Leaving out the pictures, transcribe all of the records faithfully.

Raw records »

######

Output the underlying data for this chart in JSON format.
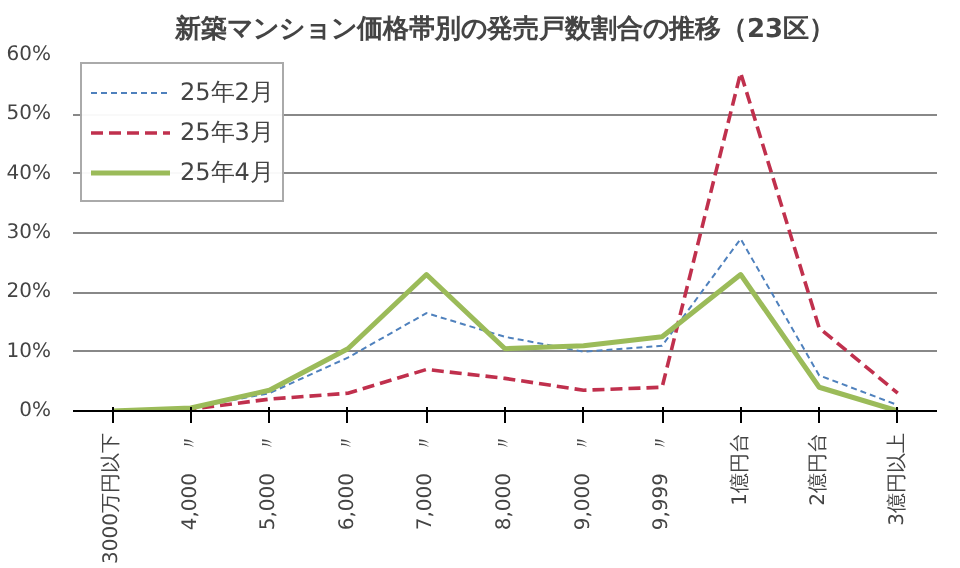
{
  "chart_data": {
    "type": "line",
    "title": "新築マンション価格帯別の発売戸数割合の推移（23区）",
    "categories": [
      "3000万円以下",
      "4,000　〃",
      "5,000　〃",
      "6,000　〃",
      "7,000　〃",
      "8,000　〃",
      "9,000　〃",
      "9,999　〃",
      "1億円台",
      "2億円台",
      "3億円以上"
    ],
    "series": [
      {
        "name": "25年2月",
        "color": "#4f81bd",
        "line_style": "dotted",
        "values": [
          0,
          0.5,
          3,
          9,
          16.5,
          12.5,
          10,
          11,
          29,
          6,
          1
        ]
      },
      {
        "name": "25年3月",
        "color": "#c0304d",
        "line_style": "dashed",
        "values": [
          0,
          0.3,
          2,
          3,
          7,
          5.5,
          3.5,
          4,
          57,
          14,
          3
        ]
      },
      {
        "name": "25年4月",
        "color": "#9bbb59",
        "line_style": "solid",
        "values": [
          0,
          0.5,
          3.5,
          10.5,
          23,
          10.5,
          11,
          12.5,
          23,
          4,
          0
        ]
      }
    ],
    "ylim": [
      0,
      60
    ],
    "yticks": [
      {
        "value": 0,
        "label": "0%"
      },
      {
        "value": 10,
        "label": "10%"
      },
      {
        "value": 20,
        "label": "20%"
      },
      {
        "value": 30,
        "label": "30%"
      },
      {
        "value": 40,
        "label": "40%"
      },
      {
        "value": 50,
        "label": "50%"
      },
      {
        "value": 60,
        "label": "60%"
      }
    ],
    "grid": "y",
    "legend": "top left",
    "marker": "none"
  }
}
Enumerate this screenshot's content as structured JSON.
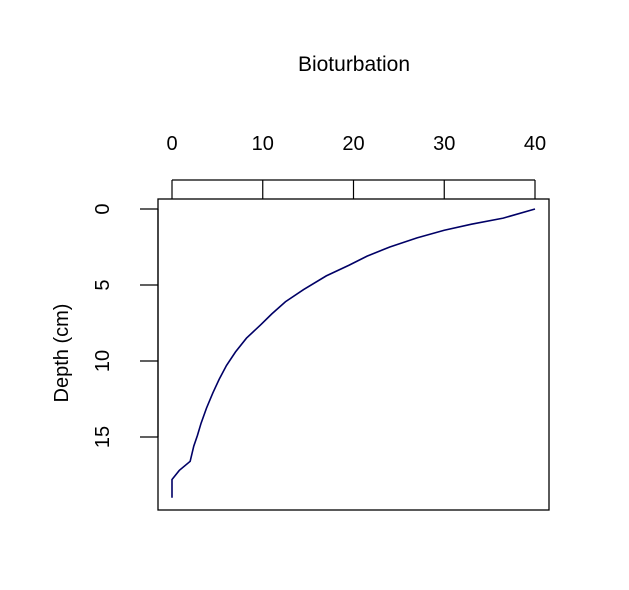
{
  "chart_data": {
    "type": "line",
    "title": "Bioturbation",
    "xlabel": "",
    "ylabel": "Depth (cm)",
    "xlim": [
      0,
      40
    ],
    "ylim": [
      0,
      19
    ],
    "y_inverted": true,
    "x_axis_position": "top",
    "grid": false,
    "legend": "none",
    "x_ticks": [
      0,
      10,
      20,
      30,
      40
    ],
    "y_ticks": [
      0,
      5,
      10,
      15
    ],
    "colors": {
      "line": "#000066",
      "axes": "#000000"
    },
    "series": [
      {
        "values_x": [
          40,
          36.5,
          33,
          30,
          27,
          24,
          21.5,
          19.5,
          17,
          14.5,
          12.5,
          11,
          9.8,
          8.2,
          7,
          6,
          5.2,
          4.5,
          3.8,
          3.2,
          2.8,
          2.4,
          2.2,
          2.0,
          0.8,
          0.0,
          0.0
        ],
        "values_y": [
          0,
          0.6,
          1.0,
          1.4,
          1.9,
          2.5,
          3.1,
          3.7,
          4.4,
          5.3,
          6.1,
          6.9,
          7.6,
          8.5,
          9.4,
          10.3,
          11.2,
          12.1,
          13.1,
          14.1,
          14.9,
          15.6,
          16.1,
          16.6,
          17.2,
          17.8,
          19.0
        ]
      }
    ]
  }
}
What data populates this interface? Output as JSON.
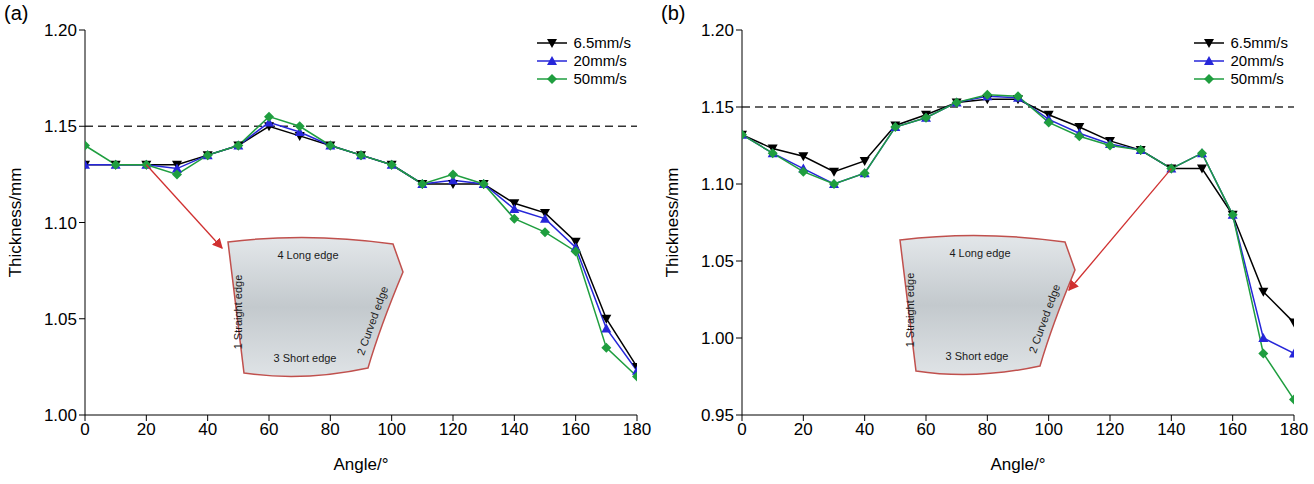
{
  "chart_data": [
    {
      "type": "line",
      "panel_label": "(a)",
      "x_label": "Angle/°",
      "y_label": "Thickness/mm",
      "x": [
        0,
        10,
        20,
        30,
        40,
        50,
        60,
        70,
        80,
        90,
        100,
        110,
        120,
        130,
        140,
        150,
        160,
        170,
        180
      ],
      "xlim": [
        0,
        180
      ],
      "xticks": [
        0,
        20,
        40,
        60,
        80,
        100,
        120,
        140,
        160,
        180
      ],
      "ylim": [
        1,
        1.2
      ],
      "yticks": [
        {
          "value": 1,
          "label": "1.00"
        },
        1.05,
        {
          "value": 1.1,
          "label": "1.10"
        },
        1.15,
        {
          "value": 1.2,
          "label": "1.20"
        }
      ],
      "reference_line": {
        "value": 1.15,
        "line_style": "dashed"
      },
      "legend": "top-right",
      "grid": false,
      "series": [
        {
          "name": "6.5mm/s",
          "color": "#000000",
          "marker": "triangle-down",
          "line_style": "solid",
          "values": [
            1.13,
            1.13,
            1.13,
            1.13,
            1.135,
            1.14,
            1.15,
            1.145,
            1.14,
            1.135,
            1.13,
            1.12,
            1.12,
            1.12,
            1.11,
            1.105,
            1.09,
            1.05,
            1.025
          ]
        },
        {
          "name": "20mm/s",
          "color": "#2626d9",
          "marker": "triangle-up",
          "line_style": "solid",
          "values": [
            1.13,
            1.13,
            1.13,
            1.128,
            1.135,
            1.14,
            1.152,
            1.147,
            1.14,
            1.135,
            1.13,
            1.12,
            1.122,
            1.12,
            1.107,
            1.102,
            1.087,
            1.045,
            1.023
          ]
        },
        {
          "name": "50mm/s",
          "color": "#1f9e3f",
          "marker": "diamond",
          "line_style": "solid",
          "values": [
            1.14,
            1.13,
            1.13,
            1.125,
            1.135,
            1.14,
            1.155,
            1.15,
            1.14,
            1.135,
            1.13,
            1.12,
            1.125,
            1.12,
            1.102,
            1.095,
            1.085,
            1.035,
            1.02
          ]
        }
      ],
      "annotations": [
        "1 Straight edge",
        "2 Curved edge",
        "3 Short edge",
        "4 Long edge"
      ],
      "arrow_to": [
        20,
        1.13
      ]
    },
    {
      "type": "line",
      "panel_label": "(b)",
      "x_label": "Angle/°",
      "y_label": "Thickness/mm",
      "x": [
        0,
        10,
        20,
        30,
        40,
        50,
        60,
        70,
        80,
        90,
        100,
        110,
        120,
        130,
        140,
        150,
        160,
        170,
        180
      ],
      "xlim": [
        0,
        180
      ],
      "xticks": [
        0,
        20,
        40,
        60,
        80,
        100,
        120,
        140,
        160,
        180
      ],
      "ylim": [
        0.95,
        1.2
      ],
      "yticks": [
        0.95,
        {
          "value": 1,
          "label": "1.00"
        },
        1.05,
        {
          "value": 1.1,
          "label": "1.10"
        },
        1.15,
        {
          "value": 1.2,
          "label": "1.20"
        }
      ],
      "reference_line": {
        "value": 1.15,
        "line_style": "dashed"
      },
      "legend": "top-right",
      "grid": false,
      "series": [
        {
          "name": "6.5mm/s",
          "color": "#000000",
          "marker": "triangle-down",
          "line_style": "solid",
          "values": [
            1.132,
            1.123,
            1.118,
            1.108,
            1.115,
            1.138,
            1.145,
            1.153,
            1.155,
            1.155,
            1.145,
            1.137,
            1.128,
            1.122,
            1.11,
            1.11,
            1.08,
            1.03,
            1.01
          ]
        },
        {
          "name": "20mm/s",
          "color": "#2626d9",
          "marker": "triangle-up",
          "line_style": "solid",
          "values": [
            1.132,
            1.12,
            1.11,
            1.1,
            1.107,
            1.137,
            1.143,
            1.153,
            1.157,
            1.156,
            1.142,
            1.133,
            1.126,
            1.122,
            1.11,
            1.12,
            1.08,
            1.0,
            0.99
          ]
        },
        {
          "name": "50mm/s",
          "color": "#1f9e3f",
          "marker": "diamond",
          "line_style": "solid",
          "values": [
            1.132,
            1.12,
            1.108,
            1.1,
            1.107,
            1.137,
            1.143,
            1.153,
            1.158,
            1.157,
            1.14,
            1.131,
            1.125,
            1.122,
            1.11,
            1.12,
            1.08,
            0.99,
            0.96
          ]
        }
      ],
      "annotations": [
        "1 Straight edge",
        "2 Curved edge",
        "3 Short edge",
        "4 Long edge"
      ],
      "arrow_to": [
        140,
        1.11
      ]
    }
  ]
}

######

Answer to the problem »
Output the underlying data for this chart in JSON format.
{
  "chart_data": {
    "type": "line",
    "title": "新築マンション価格帯別の発売戸数割合の推移（23区）",
    "categories": [
      "3000万円以下",
      "4,000　〃",
      "5,000　〃",
      "6,000　〃",
      "7,000　〃",
      "8,000　〃",
      "9,000　〃",
      "9,999　〃",
      "1億円台",
      "2億円台",
      "3億円以上"
    ],
    "series": [
      {
        "name": "25年2月",
        "color": "#4f81bd",
        "line_style": "dotted",
        "values": [
          0,
          0.5,
          3,
          9,
          16.5,
          12.5,
          10,
          11,
          29,
          6,
          1
        ]
      },
      {
        "name": "25年3月",
        "color": "#c0304d",
        "line_style": "dashed",
        "values": [
          0,
          0.3,
          2,
          3,
          7,
          5.5,
          3.5,
          4,
          57,
          14,
          3
        ]
      },
      {
        "name": "25年4月",
        "color": "#9bbb59",
        "line_style": "solid",
        "values": [
          0,
          0.5,
          3.5,
          10.5,
          23,
          10.5,
          11,
          12.5,
          23,
          4,
          0
        ]
      }
    ],
    "ylim": [
      0,
      60
    ],
    "yticks": [
      {
        "value": 0,
        "label": "0%"
      },
      {
        "value": 10,
        "label": "10%"
      },
      {
        "value": 20,
        "label": "20%"
      },
      {
        "value": 30,
        "label": "30%"
      },
      {
        "value": 40,
        "label": "40%"
      },
      {
        "value": 50,
        "label": "50%"
      },
      {
        "value": 60,
        "label": "60%"
      }
    ],
    "grid": "y",
    "legend": "top left",
    "marker": "none"
  }
}
Enumerate this screenshot's content as structured JSON.
{
  "chart_data": {
    "type": "line",
    "title": "Bioturbation",
    "xlabel": "",
    "ylabel": "Depth (cm)",
    "xlim": [
      0,
      40
    ],
    "ylim": [
      0,
      19
    ],
    "y_inverted": true,
    "x_axis_position": "top",
    "grid": false,
    "legend": "none",
    "x_ticks": [
      0,
      10,
      20,
      30,
      40
    ],
    "y_ticks": [
      0,
      5,
      10,
      15
    ],
    "colors": {
      "line": "#000066",
      "axes": "#000000"
    },
    "series": [
      {
        "values_x": [
          40,
          36.5,
          33,
          30,
          27,
          24,
          21.5,
          19.5,
          17,
          14.5,
          12.5,
          11,
          9.8,
          8.2,
          7,
          6,
          5.2,
          4.5,
          3.8,
          3.2,
          2.8,
          2.4,
          2.2,
          2.0,
          0.8,
          0.0,
          0.0
        ],
        "values_y": [
          0,
          0.6,
          1.0,
          1.4,
          1.9,
          2.5,
          3.1,
          3.7,
          4.4,
          5.3,
          6.1,
          6.9,
          7.6,
          8.5,
          9.4,
          10.3,
          11.2,
          12.1,
          13.1,
          14.1,
          14.9,
          15.6,
          16.1,
          16.6,
          17.2,
          17.8,
          19.0
        ]
      }
    ]
  }
}
What data populates this interface? Output as JSON.
{
  "chart_data": [
    {
      "type": "line",
      "panel_label": "(a)",
      "x_label": "Angle/°",
      "y_label": "Thickness/mm",
      "x": [
        0,
        10,
        20,
        30,
        40,
        50,
        60,
        70,
        80,
        90,
        100,
        110,
        120,
        130,
        140,
        150,
        160,
        170,
        180
      ],
      "xlim": [
        0,
        180
      ],
      "xticks": [
        0,
        20,
        40,
        60,
        80,
        100,
        120,
        140,
        160,
        180
      ],
      "ylim": [
        1,
        1.2
      ],
      "yticks": [
        {
          "value": 1,
          "label": "1.00"
        },
        1.05,
        {
          "value": 1.1,
          "label": "1.10"
        },
        1.15,
        {
          "value": 1.2,
          "label": "1.20"
        }
      ],
      "reference_line": {
        "value": 1.15,
        "line_style": "dashed"
      },
      "legend": "top-right",
      "grid": false,
      "series": [
        {
          "name": "6.5mm/s",
          "color": "#000000",
          "marker": "triangle-down",
          "line_style": "solid",
          "values": [
            1.13,
            1.13,
            1.13,
            1.13,
            1.135,
            1.14,
            1.15,
            1.145,
            1.14,
            1.135,
            1.13,
            1.12,
            1.12,
            1.12,
            1.11,
            1.105,
            1.09,
            1.05,
            1.025
          ]
        },
        {
          "name": "20mm/s",
          "color": "#2626d9",
          "marker": "triangle-up",
          "line_style": "solid",
          "values": [
            1.13,
            1.13,
            1.13,
            1.128,
            1.135,
            1.14,
            1.152,
            1.147,
            1.14,
            1.135,
            1.13,
            1.12,
            1.122,
            1.12,
            1.107,
            1.102,
            1.087,
            1.045,
            1.023
          ]
        },
        {
          "name": "50mm/s",
          "color": "#1f9e3f",
          "marker": "diamond",
          "line_style": "solid",
          "values": [
            1.14,
            1.13,
            1.13,
            1.125,
            1.135,
            1.14,
            1.155,
            1.15,
            1.14,
            1.135,
            1.13,
            1.12,
            1.125,
            1.12,
            1.102,
            1.095,
            1.085,
            1.035,
            1.02
          ]
        }
      ],
      "annotations": [
        "1 Straight edge",
        "2 Curved edge",
        "3 Short edge",
        "4 Long edge"
      ],
      "arrow_to": [
        20,
        1.13
      ]
    },
    {
      "type": "line",
      "panel_label": "(b)",
      "x_label": "Angle/°",
      "y_label": "Thickness/mm",
      "x": [
        0,
        10,
        20,
        30,
        40,
        50,
        60,
        70,
        80,
        90,
        100,
        110,
        120,
        130,
        140,
        150,
        160,
        170,
        180
      ],
      "xlim": [
        0,
        180
      ],
      "xticks": [
        0,
        20,
        40,
        60,
        80,
        100,
        120,
        140,
        160,
        180
      ],
      "ylim": [
        0.95,
        1.2
      ],
      "yticks": [
        0.95,
        {
          "value": 1,
          "label": "1.00"
        },
        1.05,
        {
          "value": 1.1,
          "label": "1.10"
        },
        1.15,
        {
          "value": 1.2,
          "label": "1.20"
        }
      ],
      "reference_line": {
        "value": 1.15,
        "line_style": "dashed"
      },
      "legend": "top-right",
      "grid": false,
      "series": [
        {
          "name": "6.5mm/s",
          "color": "#000000",
          "marker": "triangle-down",
          "line_style": "solid",
          "values": [
            1.132,
            1.123,
            1.118,
            1.108,
            1.115,
            1.138,
            1.145,
            1.153,
            1.155,
            1.155,
            1.145,
            1.137,
            1.128,
            1.122,
            1.11,
            1.11,
            1.08,
            1.03,
            1.01
          ]
        },
        {
          "name": "20mm/s",
          "color": "#2626d9",
          "marker": "triangle-up",
          "line_style": "solid",
          "values": [
            1.132,
            1.12,
            1.11,
            1.1,
            1.107,
            1.137,
            1.143,
            1.153,
            1.157,
            1.156,
            1.142,
            1.133,
            1.126,
            1.122,
            1.11,
            1.12,
            1.08,
            1.0,
            0.99
          ]
        },
        {
          "name": "50mm/s",
          "color": "#1f9e3f",
          "marker": "diamond",
          "line_style": "solid",
          "values": [
            1.132,
            1.12,
            1.108,
            1.1,
            1.107,
            1.137,
            1.143,
            1.153,
            1.158,
            1.157,
            1.14,
            1.131,
            1.125,
            1.122,
            1.11,
            1.12,
            1.08,
            0.99,
            0.96
          ]
        }
      ],
      "annotations": [
        "1 Straight edge",
        "2 Curved edge",
        "3 Short edge",
        "4 Long edge"
      ],
      "arrow_to": [
        140,
        1.11
      ]
    }
  ]
}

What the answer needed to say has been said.